> _STATED PROBLEM_: Answer with one number only: the number of lines that include the word "Numarası".

[Saved entries]
####################

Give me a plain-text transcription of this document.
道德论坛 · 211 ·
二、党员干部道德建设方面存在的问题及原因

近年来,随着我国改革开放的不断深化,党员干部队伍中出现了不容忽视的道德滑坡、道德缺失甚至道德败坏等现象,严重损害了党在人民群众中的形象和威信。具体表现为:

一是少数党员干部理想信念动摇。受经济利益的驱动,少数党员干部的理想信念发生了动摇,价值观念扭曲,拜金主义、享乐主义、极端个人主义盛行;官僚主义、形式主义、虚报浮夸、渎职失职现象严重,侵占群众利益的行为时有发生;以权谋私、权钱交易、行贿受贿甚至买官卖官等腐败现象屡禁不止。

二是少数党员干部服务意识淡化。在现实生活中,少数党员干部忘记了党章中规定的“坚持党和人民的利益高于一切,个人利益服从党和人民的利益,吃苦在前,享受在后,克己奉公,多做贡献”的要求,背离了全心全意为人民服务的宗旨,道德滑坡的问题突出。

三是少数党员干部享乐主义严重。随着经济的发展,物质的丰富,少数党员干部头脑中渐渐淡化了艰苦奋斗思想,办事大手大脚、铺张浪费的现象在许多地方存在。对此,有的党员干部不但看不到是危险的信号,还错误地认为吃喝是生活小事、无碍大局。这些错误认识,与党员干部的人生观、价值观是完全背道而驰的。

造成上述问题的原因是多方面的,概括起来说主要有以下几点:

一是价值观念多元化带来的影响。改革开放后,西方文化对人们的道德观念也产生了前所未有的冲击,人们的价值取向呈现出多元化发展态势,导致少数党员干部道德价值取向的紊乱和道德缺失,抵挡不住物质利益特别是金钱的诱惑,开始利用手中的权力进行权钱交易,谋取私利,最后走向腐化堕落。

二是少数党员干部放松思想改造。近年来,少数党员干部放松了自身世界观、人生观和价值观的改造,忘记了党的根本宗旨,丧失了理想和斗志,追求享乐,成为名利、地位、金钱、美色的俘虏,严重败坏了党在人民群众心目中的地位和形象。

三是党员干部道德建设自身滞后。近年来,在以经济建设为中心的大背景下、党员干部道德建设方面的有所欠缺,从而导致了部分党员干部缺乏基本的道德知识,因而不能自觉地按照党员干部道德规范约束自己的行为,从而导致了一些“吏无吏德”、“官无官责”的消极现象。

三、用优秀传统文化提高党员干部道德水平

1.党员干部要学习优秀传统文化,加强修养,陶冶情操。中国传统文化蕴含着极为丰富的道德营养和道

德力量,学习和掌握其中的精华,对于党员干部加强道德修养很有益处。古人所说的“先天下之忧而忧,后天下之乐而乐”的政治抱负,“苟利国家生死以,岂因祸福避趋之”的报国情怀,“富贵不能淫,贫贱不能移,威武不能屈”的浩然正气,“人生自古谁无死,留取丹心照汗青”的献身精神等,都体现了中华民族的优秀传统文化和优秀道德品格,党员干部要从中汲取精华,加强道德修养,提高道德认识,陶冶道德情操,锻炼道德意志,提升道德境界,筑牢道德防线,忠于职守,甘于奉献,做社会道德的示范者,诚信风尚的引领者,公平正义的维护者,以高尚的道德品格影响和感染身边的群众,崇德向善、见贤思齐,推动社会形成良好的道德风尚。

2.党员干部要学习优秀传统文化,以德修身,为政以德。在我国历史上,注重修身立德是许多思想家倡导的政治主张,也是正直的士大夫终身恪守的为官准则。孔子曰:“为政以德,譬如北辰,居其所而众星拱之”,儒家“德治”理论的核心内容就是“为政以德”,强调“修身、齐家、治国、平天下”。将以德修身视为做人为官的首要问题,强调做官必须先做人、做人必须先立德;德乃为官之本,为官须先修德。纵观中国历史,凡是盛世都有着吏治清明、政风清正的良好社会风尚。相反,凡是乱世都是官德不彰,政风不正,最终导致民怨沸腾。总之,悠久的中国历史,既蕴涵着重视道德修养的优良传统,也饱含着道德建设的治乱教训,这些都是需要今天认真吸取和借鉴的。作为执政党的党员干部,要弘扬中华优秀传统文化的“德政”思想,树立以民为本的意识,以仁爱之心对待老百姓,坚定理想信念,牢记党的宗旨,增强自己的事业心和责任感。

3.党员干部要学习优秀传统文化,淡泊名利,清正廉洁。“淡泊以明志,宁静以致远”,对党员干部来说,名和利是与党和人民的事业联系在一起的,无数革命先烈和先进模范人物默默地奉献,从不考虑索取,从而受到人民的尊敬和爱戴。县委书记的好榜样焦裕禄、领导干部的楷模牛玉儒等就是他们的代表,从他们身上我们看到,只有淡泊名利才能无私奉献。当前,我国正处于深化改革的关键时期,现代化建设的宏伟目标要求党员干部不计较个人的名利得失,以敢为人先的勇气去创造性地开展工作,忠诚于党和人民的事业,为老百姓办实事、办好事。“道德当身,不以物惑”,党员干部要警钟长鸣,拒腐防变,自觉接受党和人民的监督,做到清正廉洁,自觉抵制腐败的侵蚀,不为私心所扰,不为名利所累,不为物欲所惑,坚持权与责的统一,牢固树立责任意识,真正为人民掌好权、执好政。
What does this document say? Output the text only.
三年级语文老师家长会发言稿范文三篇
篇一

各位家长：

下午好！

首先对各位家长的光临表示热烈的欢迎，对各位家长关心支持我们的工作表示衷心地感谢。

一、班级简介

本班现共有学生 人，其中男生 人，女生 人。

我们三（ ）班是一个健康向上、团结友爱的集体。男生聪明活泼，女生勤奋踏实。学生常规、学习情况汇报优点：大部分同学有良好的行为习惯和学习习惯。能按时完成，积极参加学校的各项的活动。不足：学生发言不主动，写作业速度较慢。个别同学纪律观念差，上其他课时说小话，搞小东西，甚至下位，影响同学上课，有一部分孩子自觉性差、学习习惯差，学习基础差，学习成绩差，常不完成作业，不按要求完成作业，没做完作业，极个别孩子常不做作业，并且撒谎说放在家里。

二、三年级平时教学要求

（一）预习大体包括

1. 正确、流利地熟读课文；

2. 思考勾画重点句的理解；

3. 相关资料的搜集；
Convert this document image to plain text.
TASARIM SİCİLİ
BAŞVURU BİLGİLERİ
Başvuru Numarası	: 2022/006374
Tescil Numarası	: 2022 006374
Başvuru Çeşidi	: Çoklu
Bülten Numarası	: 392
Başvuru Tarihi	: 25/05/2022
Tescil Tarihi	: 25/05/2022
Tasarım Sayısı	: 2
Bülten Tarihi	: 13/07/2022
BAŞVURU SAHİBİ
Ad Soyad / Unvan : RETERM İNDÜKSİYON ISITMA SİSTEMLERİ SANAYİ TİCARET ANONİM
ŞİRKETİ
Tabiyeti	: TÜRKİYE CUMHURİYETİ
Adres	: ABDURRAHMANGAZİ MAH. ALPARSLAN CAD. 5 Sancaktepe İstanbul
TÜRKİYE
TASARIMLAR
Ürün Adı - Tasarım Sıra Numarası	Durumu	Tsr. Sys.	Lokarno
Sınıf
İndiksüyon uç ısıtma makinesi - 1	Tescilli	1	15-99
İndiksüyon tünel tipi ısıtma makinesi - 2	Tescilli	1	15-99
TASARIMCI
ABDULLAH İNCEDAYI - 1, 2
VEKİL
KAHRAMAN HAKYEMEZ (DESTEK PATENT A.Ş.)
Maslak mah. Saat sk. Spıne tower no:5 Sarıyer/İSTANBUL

####################

> _EXERCISE ANSWER_: 4